__Set task__.
Output every line of the data exactly as it appears.

╭─ Excerpted data

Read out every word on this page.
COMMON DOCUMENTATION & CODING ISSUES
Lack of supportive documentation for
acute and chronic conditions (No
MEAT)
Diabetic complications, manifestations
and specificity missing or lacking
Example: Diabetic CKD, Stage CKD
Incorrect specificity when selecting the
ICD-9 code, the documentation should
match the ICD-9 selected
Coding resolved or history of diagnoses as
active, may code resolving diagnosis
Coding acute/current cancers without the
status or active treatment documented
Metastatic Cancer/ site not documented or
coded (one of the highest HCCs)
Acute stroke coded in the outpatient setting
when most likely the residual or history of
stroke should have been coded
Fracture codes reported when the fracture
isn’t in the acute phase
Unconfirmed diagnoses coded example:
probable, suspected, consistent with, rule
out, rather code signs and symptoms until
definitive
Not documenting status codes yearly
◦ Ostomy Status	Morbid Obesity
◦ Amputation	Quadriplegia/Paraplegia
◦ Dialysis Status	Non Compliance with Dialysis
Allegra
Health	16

╰─

__Reply to the task__.
Read out every word on this page.
COMMON DOCUMENTATION & CODING ISSUES
Lack of supportive documentation for
acute and chronic conditions (No
MEAT)
Diabetic complications, manifestations
and specificity missing or lacking
Example: Diabetic CKD, Stage CKD
Incorrect specificity when selecting the
ICD-9 code, the documentation should
match the ICD-9 selected
Coding resolved or history of diagnoses as
active, may code resolving diagnosis
Coding acute/current cancers without the
status or active treatment documented
Metastatic Cancer/ site not documented or
coded (one of the highest HCCs)
Acute stroke coded in the outpatient setting
when most likely the residual or history of
stroke should have been coded
Fracture codes reported when the fracture
isn’t in the acute phase
Unconfirmed diagnoses coded example:
probable, suspected, consistent with, rule
out, rather code signs and symptoms until
definitive
Not documenting status codes yearly
◦ Ostomy Status	Morbid Obesity
◦ Amputation	Quadriplegia/Paraplegia
◦ Dialysis Status	Non Compliance with Dialysis
Allegra
Health	16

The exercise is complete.